→ Work to complete: Reproduce the data below word for word, starting at its first line and continuing down through the line that contains "height-label: 11280 xyxy=(457,122,495,138)", with that line included.

→ Collected data entries:
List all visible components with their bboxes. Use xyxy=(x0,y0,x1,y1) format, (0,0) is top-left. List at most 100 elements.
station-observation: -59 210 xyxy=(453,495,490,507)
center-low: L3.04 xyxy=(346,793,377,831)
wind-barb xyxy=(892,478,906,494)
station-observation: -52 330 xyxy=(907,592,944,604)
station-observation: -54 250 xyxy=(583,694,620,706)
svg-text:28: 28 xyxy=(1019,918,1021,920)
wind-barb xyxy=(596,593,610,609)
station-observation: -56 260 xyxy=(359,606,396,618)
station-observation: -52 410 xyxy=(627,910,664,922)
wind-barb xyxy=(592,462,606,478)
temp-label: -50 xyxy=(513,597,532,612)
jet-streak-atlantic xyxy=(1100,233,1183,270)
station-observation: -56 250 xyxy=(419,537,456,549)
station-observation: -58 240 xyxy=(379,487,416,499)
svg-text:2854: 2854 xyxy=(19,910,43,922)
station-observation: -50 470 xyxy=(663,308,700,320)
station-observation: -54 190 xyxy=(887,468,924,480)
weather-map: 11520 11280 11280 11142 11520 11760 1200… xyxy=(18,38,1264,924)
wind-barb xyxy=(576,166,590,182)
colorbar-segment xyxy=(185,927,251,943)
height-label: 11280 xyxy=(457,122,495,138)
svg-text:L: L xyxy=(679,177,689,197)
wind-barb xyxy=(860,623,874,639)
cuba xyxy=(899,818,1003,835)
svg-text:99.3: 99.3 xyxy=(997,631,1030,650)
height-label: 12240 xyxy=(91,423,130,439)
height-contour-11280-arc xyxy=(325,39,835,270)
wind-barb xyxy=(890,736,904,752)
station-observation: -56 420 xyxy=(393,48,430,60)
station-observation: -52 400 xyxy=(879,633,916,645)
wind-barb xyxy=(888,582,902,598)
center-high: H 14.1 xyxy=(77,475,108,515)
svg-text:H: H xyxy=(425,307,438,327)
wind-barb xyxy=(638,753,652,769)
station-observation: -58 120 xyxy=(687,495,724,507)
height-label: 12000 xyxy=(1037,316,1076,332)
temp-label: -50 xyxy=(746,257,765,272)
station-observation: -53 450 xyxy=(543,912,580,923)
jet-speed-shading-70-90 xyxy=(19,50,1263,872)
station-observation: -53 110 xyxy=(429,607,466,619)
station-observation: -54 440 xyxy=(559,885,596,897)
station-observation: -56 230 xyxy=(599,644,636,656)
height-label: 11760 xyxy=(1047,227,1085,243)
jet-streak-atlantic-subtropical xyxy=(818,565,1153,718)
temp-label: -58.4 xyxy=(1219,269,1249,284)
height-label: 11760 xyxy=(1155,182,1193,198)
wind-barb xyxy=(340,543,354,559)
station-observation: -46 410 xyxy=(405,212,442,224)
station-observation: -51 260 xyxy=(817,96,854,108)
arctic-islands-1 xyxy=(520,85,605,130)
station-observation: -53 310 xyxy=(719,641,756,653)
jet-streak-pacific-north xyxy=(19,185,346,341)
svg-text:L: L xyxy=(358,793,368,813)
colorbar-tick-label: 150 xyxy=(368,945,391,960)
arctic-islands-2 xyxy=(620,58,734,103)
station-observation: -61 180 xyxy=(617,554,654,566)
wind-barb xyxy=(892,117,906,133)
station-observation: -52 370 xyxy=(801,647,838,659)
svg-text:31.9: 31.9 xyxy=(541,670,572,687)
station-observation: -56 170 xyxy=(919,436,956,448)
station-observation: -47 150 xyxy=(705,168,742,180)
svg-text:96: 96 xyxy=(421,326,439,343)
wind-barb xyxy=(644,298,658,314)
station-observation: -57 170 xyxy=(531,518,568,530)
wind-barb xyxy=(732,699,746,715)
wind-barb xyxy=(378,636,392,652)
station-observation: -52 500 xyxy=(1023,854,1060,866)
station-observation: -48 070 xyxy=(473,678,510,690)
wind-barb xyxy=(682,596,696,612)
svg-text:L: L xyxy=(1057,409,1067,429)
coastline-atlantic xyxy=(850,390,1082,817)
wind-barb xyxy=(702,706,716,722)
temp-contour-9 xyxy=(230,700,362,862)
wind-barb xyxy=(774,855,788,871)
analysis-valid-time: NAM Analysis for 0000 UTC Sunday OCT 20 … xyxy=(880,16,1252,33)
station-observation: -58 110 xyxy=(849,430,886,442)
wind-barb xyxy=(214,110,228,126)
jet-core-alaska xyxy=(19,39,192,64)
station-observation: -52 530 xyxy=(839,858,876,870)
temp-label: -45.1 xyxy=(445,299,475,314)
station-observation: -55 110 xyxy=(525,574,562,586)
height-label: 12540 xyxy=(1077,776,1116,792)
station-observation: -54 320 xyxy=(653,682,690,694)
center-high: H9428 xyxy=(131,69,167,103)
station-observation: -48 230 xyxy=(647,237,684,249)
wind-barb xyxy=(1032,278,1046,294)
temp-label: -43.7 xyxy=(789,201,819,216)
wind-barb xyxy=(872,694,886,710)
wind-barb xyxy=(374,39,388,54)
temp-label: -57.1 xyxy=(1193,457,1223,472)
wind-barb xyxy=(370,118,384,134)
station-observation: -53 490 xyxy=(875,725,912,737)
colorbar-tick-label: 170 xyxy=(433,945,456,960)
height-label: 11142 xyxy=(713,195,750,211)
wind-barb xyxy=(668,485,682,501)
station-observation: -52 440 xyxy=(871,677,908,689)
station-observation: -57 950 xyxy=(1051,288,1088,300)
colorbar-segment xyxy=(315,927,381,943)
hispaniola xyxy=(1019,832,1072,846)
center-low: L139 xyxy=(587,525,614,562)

→ Answer for the task:
List all visible components with their bboxes. Use xyxy=(x0,y0,x1,y1) format, (0,0) is top-left. List at most 100 elements.
station-observation: -59 210 xyxy=(453,495,490,507)
center-low: L3.04 xyxy=(346,793,377,831)
wind-barb xyxy=(892,478,906,494)
station-observation: -52 330 xyxy=(907,592,944,604)
station-observation: -54 250 xyxy=(583,694,620,706)
svg-text:28: 28 xyxy=(1019,918,1021,920)
wind-barb xyxy=(596,593,610,609)
station-observation: -56 260 xyxy=(359,606,396,618)
station-observation: -52 410 xyxy=(627,910,664,922)
wind-barb xyxy=(592,462,606,478)
temp-label: -50 xyxy=(513,597,532,612)
jet-streak-atlantic xyxy=(1100,233,1183,270)
station-observation: -56 250 xyxy=(419,537,456,549)
station-observation: -58 240 xyxy=(379,487,416,499)
svg-text:2854: 2854 xyxy=(19,910,43,922)
station-observation: -50 470 xyxy=(663,308,700,320)
station-observation: -54 190 xyxy=(887,468,924,480)
weather-map: 11520 11280 11280 11142 11520 11760 1200… xyxy=(18,38,1264,924)
wind-barb xyxy=(576,166,590,182)
colorbar-segment xyxy=(185,927,251,943)
height-label: 11280 xyxy=(457,122,495,138)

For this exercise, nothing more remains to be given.